-- Given problem --
Transcribe the entries exactly; images are not part of the copy.
-------- Data shown
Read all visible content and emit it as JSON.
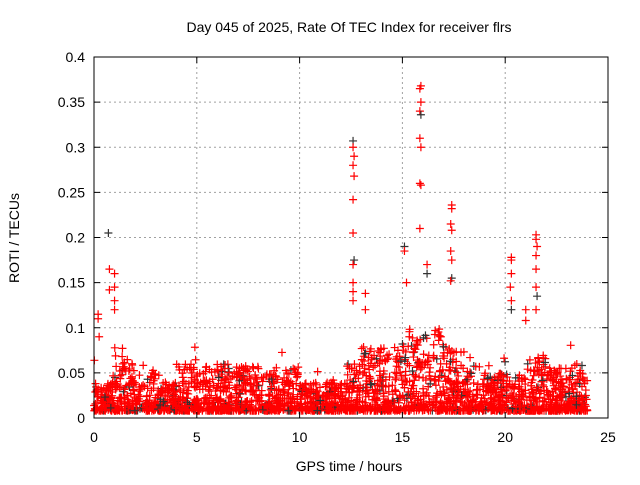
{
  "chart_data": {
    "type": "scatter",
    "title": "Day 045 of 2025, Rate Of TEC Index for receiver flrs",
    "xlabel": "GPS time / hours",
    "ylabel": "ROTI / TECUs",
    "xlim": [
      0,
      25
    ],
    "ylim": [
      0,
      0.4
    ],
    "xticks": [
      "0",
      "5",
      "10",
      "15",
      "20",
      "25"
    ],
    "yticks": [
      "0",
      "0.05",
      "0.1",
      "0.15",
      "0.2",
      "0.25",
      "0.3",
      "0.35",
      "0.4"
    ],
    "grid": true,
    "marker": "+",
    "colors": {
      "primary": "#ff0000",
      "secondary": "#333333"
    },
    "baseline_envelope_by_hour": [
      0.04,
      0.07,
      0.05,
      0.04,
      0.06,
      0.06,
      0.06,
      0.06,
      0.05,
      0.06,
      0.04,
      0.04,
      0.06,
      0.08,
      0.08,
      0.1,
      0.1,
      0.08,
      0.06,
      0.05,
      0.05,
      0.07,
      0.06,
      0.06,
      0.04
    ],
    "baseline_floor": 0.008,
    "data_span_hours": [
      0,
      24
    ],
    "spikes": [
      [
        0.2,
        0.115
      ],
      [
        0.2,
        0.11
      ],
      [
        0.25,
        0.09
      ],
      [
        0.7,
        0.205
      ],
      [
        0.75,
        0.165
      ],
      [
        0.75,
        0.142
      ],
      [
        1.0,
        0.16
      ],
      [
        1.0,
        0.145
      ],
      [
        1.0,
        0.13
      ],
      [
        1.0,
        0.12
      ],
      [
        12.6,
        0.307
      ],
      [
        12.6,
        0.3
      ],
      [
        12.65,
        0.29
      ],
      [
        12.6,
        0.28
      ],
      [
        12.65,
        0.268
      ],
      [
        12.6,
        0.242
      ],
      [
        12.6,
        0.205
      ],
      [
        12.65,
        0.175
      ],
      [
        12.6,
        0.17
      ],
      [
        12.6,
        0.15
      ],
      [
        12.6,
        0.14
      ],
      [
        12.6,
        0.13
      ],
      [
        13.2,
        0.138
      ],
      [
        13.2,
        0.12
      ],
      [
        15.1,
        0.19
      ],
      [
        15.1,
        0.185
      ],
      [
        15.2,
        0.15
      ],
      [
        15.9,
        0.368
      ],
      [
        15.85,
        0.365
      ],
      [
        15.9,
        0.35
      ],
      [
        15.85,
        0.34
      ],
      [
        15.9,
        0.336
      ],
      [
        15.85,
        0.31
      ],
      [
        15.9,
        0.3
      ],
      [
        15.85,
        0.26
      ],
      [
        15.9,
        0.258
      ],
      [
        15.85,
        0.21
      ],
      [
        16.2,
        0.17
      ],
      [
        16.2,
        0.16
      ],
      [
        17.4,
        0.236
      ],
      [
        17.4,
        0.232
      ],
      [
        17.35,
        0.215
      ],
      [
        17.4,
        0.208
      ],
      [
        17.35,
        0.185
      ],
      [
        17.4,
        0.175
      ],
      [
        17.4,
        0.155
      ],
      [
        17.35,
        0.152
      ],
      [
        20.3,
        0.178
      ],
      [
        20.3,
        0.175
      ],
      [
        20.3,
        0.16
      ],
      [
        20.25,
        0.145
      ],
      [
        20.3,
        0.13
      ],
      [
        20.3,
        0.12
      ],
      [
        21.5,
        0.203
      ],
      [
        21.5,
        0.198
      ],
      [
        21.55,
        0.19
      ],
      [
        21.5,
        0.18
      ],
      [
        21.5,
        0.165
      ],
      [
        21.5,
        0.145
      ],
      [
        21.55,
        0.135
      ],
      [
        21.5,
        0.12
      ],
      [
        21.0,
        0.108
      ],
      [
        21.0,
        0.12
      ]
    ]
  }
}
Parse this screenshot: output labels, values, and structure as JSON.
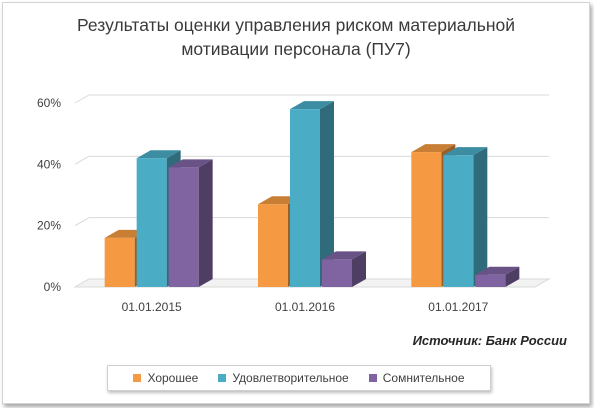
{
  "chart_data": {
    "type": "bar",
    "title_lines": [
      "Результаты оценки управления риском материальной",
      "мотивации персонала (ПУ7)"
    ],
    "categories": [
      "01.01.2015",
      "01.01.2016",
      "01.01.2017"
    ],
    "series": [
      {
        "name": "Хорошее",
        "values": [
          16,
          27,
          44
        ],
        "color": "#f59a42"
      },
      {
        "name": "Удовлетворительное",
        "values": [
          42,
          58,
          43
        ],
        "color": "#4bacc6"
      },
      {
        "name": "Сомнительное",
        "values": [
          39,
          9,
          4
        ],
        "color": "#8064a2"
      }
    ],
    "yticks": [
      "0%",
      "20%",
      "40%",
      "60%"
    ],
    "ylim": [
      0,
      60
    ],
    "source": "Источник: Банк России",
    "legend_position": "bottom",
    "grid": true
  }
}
----------------
-- Output --
Read all visible content and emit it as JSON.
{
  "chart_data": {
    "type": "scatter",
    "title": "Day 045 of 2025, Rate Of TEC Index for receiver flrs",
    "xlabel": "GPS time / hours",
    "ylabel": "ROTI / TECUs",
    "xlim": [
      0,
      25
    ],
    "ylim": [
      0,
      0.4
    ],
    "xticks": [
      "0",
      "5",
      "10",
      "15",
      "20",
      "25"
    ],
    "yticks": [
      "0",
      "0.05",
      "0.1",
      "0.15",
      "0.2",
      "0.25",
      "0.3",
      "0.35",
      "0.4"
    ],
    "grid": true,
    "marker": "+",
    "colors": {
      "primary": "#ff0000",
      "secondary": "#333333"
    },
    "baseline_envelope_by_hour": [
      0.04,
      0.07,
      0.05,
      0.04,
      0.06,
      0.06,
      0.06,
      0.06,
      0.05,
      0.06,
      0.04,
      0.04,
      0.06,
      0.08,
      0.08,
      0.1,
      0.1,
      0.08,
      0.06,
      0.05,
      0.05,
      0.07,
      0.06,
      0.06,
      0.04
    ],
    "baseline_floor": 0.008,
    "data_span_hours": [
      0,
      24
    ],
    "spikes": [
      [
        0.2,
        0.115
      ],
      [
        0.2,
        0.11
      ],
      [
        0.25,
        0.09
      ],
      [
        0.7,
        0.205
      ],
      [
        0.75,
        0.165
      ],
      [
        0.75,
        0.142
      ],
      [
        1.0,
        0.16
      ],
      [
        1.0,
        0.145
      ],
      [
        1.0,
        0.13
      ],
      [
        1.0,
        0.12
      ],
      [
        12.6,
        0.307
      ],
      [
        12.6,
        0.3
      ],
      [
        12.65,
        0.29
      ],
      [
        12.6,
        0.28
      ],
      [
        12.65,
        0.268
      ],
      [
        12.6,
        0.242
      ],
      [
        12.6,
        0.205
      ],
      [
        12.65,
        0.175
      ],
      [
        12.6,
        0.17
      ],
      [
        12.6,
        0.15
      ],
      [
        12.6,
        0.14
      ],
      [
        12.6,
        0.13
      ],
      [
        13.2,
        0.138
      ],
      [
        13.2,
        0.12
      ],
      [
        15.1,
        0.19
      ],
      [
        15.1,
        0.185
      ],
      [
        15.2,
        0.15
      ],
      [
        15.9,
        0.368
      ],
      [
        15.85,
        0.365
      ],
      [
        15.9,
        0.35
      ],
      [
        15.85,
        0.34
      ],
      [
        15.9,
        0.336
      ],
      [
        15.85,
        0.31
      ],
      [
        15.9,
        0.3
      ],
      [
        15.85,
        0.26
      ],
      [
        15.9,
        0.258
      ],
      [
        15.85,
        0.21
      ],
      [
        16.2,
        0.17
      ],
      [
        16.2,
        0.16
      ],
      [
        17.4,
        0.236
      ],
      [
        17.4,
        0.232
      ],
      [
        17.35,
        0.215
      ],
      [
        17.4,
        0.208
      ],
      [
        17.35,
        0.185
      ],
      [
        17.4,
        0.175
      ],
      [
        17.4,
        0.155
      ],
      [
        17.35,
        0.152
      ],
      [
        20.3,
        0.178
      ],
      [
        20.3,
        0.175
      ],
      [
        20.3,
        0.16
      ],
      [
        20.25,
        0.145
      ],
      [
        20.3,
        0.13
      ],
      [
        20.3,
        0.12
      ],
      [
        21.5,
        0.203
      ],
      [
        21.5,
        0.198
      ],
      [
        21.55,
        0.19
      ],
      [
        21.5,
        0.18
      ],
      [
        21.5,
        0.165
      ],
      [
        21.5,
        0.145
      ],
      [
        21.55,
        0.135
      ],
      [
        21.5,
        0.12
      ],
      [
        21.0,
        0.108
      ],
      [
        21.0,
        0.12
      ]
    ]
  }
}
Parse this screenshot: output labels, values, and structure as JSON.
{
  "chart_data": {
    "type": "bar",
    "title_lines": [
      "Результаты оценки управления риском материальной",
      "мотивации персонала (ПУ7)"
    ],
    "categories": [
      "01.01.2015",
      "01.01.2016",
      "01.01.2017"
    ],
    "series": [
      {
        "name": "Хорошее",
        "values": [
          16,
          27,
          44
        ],
        "color": "#f59a42"
      },
      {
        "name": "Удовлетворительное",
        "values": [
          42,
          58,
          43
        ],
        "color": "#4bacc6"
      },
      {
        "name": "Сомнительное",
        "values": [
          39,
          9,
          4
        ],
        "color": "#8064a2"
      }
    ],
    "yticks": [
      "0%",
      "20%",
      "40%",
      "60%"
    ],
    "ylim": [
      0,
      60
    ],
    "source": "Источник: Банк России",
    "legend_position": "bottom",
    "grid": true
  }
}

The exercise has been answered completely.